Provided records start

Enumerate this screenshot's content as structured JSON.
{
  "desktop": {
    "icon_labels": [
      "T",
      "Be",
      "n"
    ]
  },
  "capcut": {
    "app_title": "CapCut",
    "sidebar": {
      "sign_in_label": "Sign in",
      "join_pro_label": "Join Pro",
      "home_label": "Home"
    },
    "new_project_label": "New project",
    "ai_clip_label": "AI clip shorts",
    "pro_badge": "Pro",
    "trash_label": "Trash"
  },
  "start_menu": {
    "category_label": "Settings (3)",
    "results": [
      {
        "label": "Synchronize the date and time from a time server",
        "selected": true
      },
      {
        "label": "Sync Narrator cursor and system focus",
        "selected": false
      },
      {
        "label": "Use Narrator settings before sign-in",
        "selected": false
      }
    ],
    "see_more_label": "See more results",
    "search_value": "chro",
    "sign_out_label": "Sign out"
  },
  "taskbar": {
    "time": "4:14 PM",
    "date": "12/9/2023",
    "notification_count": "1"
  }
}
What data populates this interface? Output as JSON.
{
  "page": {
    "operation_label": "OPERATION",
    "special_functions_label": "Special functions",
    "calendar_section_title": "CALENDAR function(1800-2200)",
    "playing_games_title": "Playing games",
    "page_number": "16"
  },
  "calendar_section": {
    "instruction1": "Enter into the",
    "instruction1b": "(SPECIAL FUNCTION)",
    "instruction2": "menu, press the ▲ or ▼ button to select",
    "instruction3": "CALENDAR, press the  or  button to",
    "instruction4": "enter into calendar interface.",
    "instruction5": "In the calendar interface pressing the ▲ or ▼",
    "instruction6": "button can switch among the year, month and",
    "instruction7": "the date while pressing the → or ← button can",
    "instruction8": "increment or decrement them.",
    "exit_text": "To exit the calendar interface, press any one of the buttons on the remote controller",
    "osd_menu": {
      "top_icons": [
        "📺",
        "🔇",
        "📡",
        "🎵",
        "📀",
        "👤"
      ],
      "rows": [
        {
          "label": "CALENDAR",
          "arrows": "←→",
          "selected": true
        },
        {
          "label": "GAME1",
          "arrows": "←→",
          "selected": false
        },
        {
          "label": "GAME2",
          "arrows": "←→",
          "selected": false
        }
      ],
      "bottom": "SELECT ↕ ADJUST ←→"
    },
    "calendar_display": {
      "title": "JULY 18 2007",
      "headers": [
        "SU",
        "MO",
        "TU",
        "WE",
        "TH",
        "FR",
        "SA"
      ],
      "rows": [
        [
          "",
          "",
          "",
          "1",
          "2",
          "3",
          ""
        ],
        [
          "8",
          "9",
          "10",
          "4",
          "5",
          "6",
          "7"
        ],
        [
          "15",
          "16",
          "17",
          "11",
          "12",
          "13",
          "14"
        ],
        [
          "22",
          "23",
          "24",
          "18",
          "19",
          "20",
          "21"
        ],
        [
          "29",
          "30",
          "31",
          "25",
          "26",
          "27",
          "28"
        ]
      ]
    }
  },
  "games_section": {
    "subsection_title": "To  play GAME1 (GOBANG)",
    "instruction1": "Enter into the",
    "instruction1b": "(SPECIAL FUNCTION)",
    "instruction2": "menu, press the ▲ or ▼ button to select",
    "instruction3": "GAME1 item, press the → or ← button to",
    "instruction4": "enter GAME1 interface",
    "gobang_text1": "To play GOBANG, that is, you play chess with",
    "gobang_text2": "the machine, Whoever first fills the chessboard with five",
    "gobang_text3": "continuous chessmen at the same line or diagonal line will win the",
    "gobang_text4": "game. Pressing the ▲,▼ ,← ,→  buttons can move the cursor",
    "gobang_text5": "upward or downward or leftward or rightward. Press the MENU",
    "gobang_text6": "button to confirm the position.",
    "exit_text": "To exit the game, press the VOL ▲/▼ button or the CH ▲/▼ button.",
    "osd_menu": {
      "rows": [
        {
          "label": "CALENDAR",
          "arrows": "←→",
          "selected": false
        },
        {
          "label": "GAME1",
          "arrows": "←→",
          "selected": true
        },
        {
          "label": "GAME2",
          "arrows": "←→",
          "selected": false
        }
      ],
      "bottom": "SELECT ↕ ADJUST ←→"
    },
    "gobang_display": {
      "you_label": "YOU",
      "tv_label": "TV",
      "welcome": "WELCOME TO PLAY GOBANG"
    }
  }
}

Provided records end

§ **To do**
Using the data above, return each line exactly as written.

§ **Answer**
Enumerate this screenshot's content as structured JSON.
{
  "desktop": {
    "icon_labels": [
      "T",
      "Be",
      "n"
    ]
  },
  "capcut": {
    "app_title": "CapCut",
    "sidebar": {
      "sign_in_label": "Sign in",
      "join_pro_label": "Join Pro",
      "home_label": "Home"
    },
    "new_project_label": "New project",
    "ai_clip_label": "AI clip shorts",
    "pro_badge": "Pro",
    "trash_label": "Trash"
  },
  "start_menu": {
    "category_label": "Settings (3)",
    "results": [
      {
        "label": "Synchronize the date and time from a time server",
        "selected": true
      },
      {
        "label": "Sync Narrator cursor and system focus",
        "selected": false
      },
      {
        "label": "Use Narrator settings before sign-in",
        "selected": false
      }
    ],
    "see_more_label": "See more results",
    "search_value": "chro",
    "sign_out_label": "Sign out"
  },
  "taskbar": {
    "time": "4:14 PM",
    "date": "12/9/2023",
    "notification_count": "1"
  }
}
What data populates this interface? Output as JSON.
{
  "page": {
    "operation_label": "OPERATION",
    "special_functions_label": "Special functions",
    "calendar_section_title": "CALENDAR function(1800-2200)",
    "playing_games_title": "Playing games",
    "page_number": "16"
  },
  "calendar_section": {
    "instruction1": "Enter into the",
    "instruction1b": "(SPECIAL FUNCTION)",
    "instruction2": "menu, press the ▲ or ▼ button to select",
    "instruction3": "CALENDAR, press the  or  button to",
    "instruction4": "enter into calendar interface.",
    "instruction5": "In the calendar interface pressing the ▲ or ▼",
    "instruction6": "button can switch among the year, month and",
    "instruction7": "the date while pressing the → or ← button can",
    "instruction8": "increment or decrement them.",
    "exit_text": "To exit the calendar interface, press any one of the buttons on the remote controller",
    "osd_menu": {
      "top_icons": [
        "📺",
        "🔇",
        "📡",
        "🎵",
        "📀",
        "👤"
      ],
      "rows": [
        {
          "label": "CALENDAR",
          "arrows": "←→",
          "selected": true
        },
        {
          "label": "GAME1",
          "arrows": "←→",
          "selected": false
        },
        {
          "label": "GAME2",
          "arrows": "←→",
          "selected": false
        }
      ],
      "bottom": "SELECT ↕ ADJUST ←→"
    },
    "calendar_display": {
      "title": "JULY 18 2007",
      "headers": [
        "SU",
        "MO",
        "TU",
        "WE",
        "TH",
        "FR",
        "SA"
      ],
      "rows": [
        [
          "",
          "",
          "",
          "1",
          "2",
          "3",
          ""
        ],
        [
          "8",
          "9",
          "10",
          "4",
          "5",
          "6",
          "7"
        ],
        [
          "15",
          "16",
          "17",
          "11",
          "12",
          "13",
          "14"
        ],
        [
          "22",
          "23",
          "24",
          "18",
          "19",
          "20",
          "21"
        ],
        [
          "29",
          "30",
          "31",
          "25",
          "26",
          "27",
          "28"
        ]
      ]
    }
  },
  "games_section": {
    "subsection_title": "To  play GAME1 (GOBANG)",
    "instruction1": "Enter into the",
    "instruction1b": "(SPECIAL FUNCTION)",
    "instruction2": "menu, press the ▲ or ▼ button to select",
    "instruction3": "GAME1 item, press the → or ← button to",
    "instruction4": "enter GAME1 interface",
    "gobang_text1": "To play GOBANG, that is, you play chess with",
    "gobang_text2": "the machine, Whoever first fills the chessboard with five",
    "gobang_text3": "continuous chessmen at the same line or diagonal line will win the",
    "gobang_text4": "game. Pressing the ▲,▼ ,← ,→  buttons can move the cursor",
    "gobang_text5": "upward or downward or leftward or rightward. Press the MENU",
    "gobang_text6": "button to confirm the position.",
    "exit_text": "To exit the game, press the VOL ▲/▼ button or the CH ▲/▼ button.",
    "osd_menu": {
      "rows": [
        {
          "label": "CALENDAR",
          "arrows": "←→",
          "selected": false
        },
        {
          "label": "GAME1",
          "arrows": "←→",
          "selected": true
        },
        {
          "label": "GAME2",
          "arrows": "←→",
          "selected": false
        }
      ],
      "bottom": "SELECT ↕ ADJUST ←→"
    },
    "gobang_display": {
      "you_label": "YOU",
      "tv_label": "TV",
      "welcome": "WELCOME TO PLAY GOBANG"
    }
  }
}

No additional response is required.